→ Raw data:

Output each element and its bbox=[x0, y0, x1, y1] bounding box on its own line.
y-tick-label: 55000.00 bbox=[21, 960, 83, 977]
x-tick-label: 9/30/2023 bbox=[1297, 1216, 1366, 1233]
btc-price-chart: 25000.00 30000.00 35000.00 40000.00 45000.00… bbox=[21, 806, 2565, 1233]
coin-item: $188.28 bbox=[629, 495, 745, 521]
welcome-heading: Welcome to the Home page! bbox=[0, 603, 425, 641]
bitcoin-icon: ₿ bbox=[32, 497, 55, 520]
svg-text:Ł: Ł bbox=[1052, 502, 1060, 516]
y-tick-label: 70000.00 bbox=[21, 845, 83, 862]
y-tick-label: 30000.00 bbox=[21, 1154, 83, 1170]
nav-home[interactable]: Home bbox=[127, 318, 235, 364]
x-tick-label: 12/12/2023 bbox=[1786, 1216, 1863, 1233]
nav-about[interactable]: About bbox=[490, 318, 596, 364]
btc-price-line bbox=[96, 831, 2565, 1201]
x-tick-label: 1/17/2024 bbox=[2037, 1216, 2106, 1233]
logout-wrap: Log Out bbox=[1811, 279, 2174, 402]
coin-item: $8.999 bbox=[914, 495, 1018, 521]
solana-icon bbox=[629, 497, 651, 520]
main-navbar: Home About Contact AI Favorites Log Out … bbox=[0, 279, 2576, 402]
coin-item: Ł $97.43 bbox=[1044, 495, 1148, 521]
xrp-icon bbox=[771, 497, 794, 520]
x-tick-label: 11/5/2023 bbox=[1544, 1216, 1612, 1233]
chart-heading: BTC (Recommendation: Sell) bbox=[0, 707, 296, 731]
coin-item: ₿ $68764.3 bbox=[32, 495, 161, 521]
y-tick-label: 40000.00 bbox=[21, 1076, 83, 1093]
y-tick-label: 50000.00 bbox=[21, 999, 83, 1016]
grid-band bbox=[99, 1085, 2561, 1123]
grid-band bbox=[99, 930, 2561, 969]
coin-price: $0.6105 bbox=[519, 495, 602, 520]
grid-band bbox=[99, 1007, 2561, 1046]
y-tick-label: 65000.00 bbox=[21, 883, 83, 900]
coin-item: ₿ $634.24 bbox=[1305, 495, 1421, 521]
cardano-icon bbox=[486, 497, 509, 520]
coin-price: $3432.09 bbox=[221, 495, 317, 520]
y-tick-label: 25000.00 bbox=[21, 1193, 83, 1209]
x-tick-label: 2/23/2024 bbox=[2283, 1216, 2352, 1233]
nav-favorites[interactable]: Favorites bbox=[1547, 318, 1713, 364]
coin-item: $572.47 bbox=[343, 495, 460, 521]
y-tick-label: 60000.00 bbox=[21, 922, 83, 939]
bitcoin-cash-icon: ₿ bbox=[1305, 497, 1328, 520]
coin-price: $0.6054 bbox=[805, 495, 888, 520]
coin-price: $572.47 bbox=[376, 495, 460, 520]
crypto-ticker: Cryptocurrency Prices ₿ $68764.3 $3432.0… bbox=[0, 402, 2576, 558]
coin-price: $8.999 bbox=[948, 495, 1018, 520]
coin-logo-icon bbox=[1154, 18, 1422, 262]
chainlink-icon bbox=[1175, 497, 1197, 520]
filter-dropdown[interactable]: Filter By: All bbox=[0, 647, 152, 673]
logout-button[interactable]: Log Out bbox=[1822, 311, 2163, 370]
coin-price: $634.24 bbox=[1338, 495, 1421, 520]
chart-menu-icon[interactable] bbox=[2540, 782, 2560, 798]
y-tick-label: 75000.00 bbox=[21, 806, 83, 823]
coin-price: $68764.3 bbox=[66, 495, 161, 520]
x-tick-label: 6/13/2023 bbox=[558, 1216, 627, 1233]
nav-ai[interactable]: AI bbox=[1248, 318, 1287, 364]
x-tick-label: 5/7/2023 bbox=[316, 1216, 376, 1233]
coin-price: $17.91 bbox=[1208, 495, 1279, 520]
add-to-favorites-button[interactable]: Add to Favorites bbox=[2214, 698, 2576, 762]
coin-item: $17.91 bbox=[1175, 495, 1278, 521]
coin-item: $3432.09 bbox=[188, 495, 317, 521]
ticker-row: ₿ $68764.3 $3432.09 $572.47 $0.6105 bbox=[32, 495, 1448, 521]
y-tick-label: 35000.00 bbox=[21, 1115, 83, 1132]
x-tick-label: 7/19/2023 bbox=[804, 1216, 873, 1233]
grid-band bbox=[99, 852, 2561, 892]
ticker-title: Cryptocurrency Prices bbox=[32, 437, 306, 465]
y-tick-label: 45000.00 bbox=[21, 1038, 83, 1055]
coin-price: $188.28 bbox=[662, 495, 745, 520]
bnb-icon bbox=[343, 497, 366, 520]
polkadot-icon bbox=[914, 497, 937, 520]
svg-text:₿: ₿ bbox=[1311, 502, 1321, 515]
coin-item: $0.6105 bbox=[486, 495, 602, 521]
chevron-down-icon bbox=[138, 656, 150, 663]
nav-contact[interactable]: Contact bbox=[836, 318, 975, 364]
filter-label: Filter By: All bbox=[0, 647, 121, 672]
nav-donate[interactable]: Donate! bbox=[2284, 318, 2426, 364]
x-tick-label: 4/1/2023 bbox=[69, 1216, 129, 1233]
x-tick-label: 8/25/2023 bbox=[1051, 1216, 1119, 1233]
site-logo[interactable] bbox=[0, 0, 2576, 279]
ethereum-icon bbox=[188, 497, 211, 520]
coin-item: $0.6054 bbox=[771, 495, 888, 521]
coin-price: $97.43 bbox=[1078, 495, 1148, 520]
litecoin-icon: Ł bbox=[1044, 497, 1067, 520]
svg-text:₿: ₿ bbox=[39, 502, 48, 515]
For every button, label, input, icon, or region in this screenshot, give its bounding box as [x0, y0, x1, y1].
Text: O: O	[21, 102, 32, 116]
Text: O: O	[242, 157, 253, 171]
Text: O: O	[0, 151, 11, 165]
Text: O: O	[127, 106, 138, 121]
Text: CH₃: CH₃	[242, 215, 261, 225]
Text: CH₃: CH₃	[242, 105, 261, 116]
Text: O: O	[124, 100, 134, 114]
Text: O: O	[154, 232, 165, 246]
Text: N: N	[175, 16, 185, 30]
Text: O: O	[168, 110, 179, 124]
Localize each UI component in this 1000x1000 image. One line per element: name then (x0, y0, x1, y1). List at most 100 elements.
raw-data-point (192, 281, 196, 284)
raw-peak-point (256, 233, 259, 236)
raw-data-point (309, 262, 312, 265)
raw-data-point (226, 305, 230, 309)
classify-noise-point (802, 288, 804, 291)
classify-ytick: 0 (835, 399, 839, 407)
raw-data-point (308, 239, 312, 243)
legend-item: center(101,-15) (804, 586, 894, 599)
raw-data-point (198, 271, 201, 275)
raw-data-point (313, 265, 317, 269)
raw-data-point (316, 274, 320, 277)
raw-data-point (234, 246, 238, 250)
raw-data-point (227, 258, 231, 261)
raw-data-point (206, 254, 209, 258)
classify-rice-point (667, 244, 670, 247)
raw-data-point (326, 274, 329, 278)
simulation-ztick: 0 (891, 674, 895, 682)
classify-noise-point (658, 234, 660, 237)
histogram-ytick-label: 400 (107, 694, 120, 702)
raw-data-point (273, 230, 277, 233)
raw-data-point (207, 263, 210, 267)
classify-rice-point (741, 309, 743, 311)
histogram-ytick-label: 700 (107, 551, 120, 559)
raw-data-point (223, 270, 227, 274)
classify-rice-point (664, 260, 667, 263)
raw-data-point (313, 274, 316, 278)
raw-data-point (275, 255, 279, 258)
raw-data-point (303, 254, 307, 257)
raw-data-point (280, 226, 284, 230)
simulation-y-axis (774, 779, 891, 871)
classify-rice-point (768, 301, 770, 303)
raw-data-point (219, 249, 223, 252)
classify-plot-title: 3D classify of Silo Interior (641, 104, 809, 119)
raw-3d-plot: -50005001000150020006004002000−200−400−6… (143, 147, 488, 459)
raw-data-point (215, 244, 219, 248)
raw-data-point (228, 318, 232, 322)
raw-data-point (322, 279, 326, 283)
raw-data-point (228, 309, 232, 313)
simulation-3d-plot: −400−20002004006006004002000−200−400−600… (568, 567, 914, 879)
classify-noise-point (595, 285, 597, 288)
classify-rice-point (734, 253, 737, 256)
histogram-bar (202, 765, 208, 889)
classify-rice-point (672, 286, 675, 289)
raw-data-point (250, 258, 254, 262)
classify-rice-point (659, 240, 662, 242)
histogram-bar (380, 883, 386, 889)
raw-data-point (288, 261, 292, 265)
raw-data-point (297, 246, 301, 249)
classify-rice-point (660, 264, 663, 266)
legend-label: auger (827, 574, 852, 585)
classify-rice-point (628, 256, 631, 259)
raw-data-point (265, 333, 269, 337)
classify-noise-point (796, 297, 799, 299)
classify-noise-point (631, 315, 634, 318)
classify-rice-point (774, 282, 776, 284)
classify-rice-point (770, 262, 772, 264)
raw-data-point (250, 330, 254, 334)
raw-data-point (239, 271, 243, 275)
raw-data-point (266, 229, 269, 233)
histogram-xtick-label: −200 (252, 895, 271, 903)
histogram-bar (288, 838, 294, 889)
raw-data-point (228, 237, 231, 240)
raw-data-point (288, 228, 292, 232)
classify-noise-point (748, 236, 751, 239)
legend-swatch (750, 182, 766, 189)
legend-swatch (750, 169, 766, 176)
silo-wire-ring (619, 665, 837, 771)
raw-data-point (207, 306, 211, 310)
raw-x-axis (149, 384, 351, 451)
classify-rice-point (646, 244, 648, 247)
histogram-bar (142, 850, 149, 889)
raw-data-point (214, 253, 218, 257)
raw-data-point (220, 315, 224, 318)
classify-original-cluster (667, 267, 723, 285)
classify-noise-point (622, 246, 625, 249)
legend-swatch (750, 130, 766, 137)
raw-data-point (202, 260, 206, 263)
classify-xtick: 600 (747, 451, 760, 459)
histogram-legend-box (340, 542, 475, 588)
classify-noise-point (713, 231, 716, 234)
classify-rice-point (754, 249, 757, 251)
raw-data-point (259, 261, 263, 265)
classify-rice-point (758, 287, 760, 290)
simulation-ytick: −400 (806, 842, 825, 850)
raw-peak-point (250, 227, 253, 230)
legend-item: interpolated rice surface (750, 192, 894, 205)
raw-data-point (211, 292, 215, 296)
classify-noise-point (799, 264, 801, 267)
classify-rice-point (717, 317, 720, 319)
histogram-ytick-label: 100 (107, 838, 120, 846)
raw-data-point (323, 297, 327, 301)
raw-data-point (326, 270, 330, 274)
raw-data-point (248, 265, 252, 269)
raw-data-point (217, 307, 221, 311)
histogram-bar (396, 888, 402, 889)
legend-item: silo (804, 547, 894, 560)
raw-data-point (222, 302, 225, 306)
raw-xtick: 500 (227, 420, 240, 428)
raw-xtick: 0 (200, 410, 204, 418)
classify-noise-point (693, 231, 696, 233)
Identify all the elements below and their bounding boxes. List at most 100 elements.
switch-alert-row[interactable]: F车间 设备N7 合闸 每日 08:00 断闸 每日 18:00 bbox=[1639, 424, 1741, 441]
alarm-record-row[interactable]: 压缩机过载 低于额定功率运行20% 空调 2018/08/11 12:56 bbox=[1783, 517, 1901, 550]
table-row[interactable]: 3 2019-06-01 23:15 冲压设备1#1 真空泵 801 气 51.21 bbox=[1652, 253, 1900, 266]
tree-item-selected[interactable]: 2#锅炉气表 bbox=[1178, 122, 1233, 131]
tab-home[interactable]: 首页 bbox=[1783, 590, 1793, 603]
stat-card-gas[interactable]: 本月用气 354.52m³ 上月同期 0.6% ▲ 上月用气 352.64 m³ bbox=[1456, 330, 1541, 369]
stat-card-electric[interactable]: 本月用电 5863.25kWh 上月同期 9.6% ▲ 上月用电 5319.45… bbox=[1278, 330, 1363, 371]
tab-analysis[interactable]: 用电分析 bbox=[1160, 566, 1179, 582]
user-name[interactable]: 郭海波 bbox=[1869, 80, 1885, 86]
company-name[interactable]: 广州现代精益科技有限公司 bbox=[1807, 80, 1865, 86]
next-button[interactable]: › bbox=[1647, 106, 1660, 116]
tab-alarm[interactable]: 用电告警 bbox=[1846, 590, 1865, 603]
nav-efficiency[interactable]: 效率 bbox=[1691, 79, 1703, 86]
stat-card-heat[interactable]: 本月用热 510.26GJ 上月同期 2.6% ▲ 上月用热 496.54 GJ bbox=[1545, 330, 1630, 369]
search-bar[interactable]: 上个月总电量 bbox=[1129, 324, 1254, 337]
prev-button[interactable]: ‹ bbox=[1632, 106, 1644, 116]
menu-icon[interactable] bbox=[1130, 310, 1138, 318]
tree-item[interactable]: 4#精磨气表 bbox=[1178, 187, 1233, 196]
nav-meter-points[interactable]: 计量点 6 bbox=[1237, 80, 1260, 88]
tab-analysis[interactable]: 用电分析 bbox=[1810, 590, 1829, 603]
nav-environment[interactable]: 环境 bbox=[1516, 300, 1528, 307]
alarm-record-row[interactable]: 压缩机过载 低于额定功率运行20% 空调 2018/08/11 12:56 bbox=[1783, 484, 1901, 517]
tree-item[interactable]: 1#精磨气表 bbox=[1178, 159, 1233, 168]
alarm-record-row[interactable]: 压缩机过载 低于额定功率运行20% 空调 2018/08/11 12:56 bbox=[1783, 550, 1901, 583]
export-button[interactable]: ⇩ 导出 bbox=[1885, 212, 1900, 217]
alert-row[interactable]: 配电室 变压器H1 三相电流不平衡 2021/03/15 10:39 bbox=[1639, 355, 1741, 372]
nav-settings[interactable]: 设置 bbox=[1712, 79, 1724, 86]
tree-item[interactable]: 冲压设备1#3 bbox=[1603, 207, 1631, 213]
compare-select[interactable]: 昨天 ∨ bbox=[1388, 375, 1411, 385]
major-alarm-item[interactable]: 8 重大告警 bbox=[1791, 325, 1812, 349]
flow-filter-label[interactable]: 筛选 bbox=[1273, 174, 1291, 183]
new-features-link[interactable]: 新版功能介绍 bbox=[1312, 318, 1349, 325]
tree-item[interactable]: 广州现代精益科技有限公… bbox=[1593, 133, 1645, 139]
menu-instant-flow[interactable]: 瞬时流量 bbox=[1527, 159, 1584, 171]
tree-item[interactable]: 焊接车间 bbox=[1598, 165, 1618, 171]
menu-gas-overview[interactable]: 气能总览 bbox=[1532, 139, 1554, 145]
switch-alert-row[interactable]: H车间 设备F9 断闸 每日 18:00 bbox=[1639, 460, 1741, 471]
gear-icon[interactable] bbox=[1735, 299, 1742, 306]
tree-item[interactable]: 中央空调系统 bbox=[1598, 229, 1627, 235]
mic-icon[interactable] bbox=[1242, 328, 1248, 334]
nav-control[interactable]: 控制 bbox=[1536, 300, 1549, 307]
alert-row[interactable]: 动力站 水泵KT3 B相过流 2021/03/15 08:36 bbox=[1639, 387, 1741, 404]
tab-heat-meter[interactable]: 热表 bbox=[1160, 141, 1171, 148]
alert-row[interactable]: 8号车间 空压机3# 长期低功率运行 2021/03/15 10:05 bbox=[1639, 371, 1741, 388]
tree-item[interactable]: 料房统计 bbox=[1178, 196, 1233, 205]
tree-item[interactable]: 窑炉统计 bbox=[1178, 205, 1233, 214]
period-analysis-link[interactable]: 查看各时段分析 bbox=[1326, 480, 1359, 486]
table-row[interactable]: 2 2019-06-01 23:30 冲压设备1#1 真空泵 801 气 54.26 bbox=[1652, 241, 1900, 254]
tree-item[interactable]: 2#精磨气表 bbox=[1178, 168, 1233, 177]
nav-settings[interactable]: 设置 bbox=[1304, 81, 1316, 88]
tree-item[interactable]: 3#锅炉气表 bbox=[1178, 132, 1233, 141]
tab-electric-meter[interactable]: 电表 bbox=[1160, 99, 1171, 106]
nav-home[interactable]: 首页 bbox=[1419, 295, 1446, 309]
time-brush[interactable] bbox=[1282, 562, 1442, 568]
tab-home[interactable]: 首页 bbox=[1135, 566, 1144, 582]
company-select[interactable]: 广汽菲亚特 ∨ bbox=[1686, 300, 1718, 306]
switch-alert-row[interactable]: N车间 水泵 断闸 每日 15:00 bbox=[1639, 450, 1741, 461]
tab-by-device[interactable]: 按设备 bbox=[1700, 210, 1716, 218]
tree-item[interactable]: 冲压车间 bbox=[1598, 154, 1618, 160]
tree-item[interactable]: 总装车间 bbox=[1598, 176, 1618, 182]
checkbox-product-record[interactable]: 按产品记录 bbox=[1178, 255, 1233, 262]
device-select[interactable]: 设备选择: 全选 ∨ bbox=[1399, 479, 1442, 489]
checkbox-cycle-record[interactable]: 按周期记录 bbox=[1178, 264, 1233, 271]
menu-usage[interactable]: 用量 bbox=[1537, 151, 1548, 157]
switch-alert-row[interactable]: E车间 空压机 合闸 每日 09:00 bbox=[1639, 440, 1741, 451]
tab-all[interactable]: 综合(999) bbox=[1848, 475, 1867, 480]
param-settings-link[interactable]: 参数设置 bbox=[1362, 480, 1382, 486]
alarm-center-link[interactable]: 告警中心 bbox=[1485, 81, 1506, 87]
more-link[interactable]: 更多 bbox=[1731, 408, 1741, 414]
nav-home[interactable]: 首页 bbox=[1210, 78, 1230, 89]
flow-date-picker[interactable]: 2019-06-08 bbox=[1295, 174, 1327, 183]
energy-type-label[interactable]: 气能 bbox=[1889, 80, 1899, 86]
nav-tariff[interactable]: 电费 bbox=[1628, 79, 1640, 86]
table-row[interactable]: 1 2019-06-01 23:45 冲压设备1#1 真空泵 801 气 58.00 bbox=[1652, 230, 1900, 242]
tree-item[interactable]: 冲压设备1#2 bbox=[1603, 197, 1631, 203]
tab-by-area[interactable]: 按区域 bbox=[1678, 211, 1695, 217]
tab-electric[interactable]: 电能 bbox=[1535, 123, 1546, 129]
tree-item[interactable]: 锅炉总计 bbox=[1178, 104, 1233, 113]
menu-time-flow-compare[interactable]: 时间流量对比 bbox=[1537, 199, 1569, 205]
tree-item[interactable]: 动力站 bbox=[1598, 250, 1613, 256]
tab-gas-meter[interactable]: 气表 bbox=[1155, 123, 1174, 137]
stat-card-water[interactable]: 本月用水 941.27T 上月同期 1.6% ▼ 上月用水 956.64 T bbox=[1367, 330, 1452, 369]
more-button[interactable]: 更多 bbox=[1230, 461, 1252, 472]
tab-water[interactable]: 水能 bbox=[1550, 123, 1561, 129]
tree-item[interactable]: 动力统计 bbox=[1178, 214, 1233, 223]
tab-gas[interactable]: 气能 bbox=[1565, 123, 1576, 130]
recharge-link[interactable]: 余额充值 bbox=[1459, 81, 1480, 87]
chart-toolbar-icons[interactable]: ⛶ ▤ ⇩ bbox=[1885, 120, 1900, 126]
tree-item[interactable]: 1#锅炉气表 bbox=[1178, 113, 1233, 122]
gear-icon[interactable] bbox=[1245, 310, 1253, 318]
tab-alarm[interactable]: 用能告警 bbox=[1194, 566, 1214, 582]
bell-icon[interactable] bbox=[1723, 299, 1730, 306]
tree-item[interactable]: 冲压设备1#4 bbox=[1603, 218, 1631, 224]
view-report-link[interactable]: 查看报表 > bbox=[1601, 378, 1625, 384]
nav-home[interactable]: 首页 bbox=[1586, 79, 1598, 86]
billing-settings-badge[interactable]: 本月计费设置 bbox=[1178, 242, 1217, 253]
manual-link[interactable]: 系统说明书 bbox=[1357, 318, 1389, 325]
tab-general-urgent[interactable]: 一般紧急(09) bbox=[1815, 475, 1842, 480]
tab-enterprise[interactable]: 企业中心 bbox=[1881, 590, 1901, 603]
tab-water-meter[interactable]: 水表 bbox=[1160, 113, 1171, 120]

→ What you are asked to do:
Put every line from the start of the records above through the line containing "svg-text:Ł: Ł bbox=[1052, 502, 1060, 516]" into a JSON list of strings, one string per line, with blank lines left out.

→ Solved exercise:
[
  "Output each element and its bbox=[x0, y0, x1, y1] bounding box on its own line.",
  "y-tick-label: 55000.00 bbox=[21, 960, 83, 977]",
  "x-tick-label: 9/30/2023 bbox=[1297, 1216, 1366, 1233]",
  "btc-price-chart: 25000.00 30000.00 35000.00 40000.00 45000.00… bbox=[21, 806, 2565, 1233]",
  "coin-item: $188.28 bbox=[629, 495, 745, 521]",
  "welcome-heading: Welcome to the Home page! bbox=[0, 603, 425, 641]",
  "bitcoin-icon: ₿ bbox=[32, 497, 55, 520]",
  "svg-text:Ł: Ł bbox=[1052, 502, 1060, 516]"
]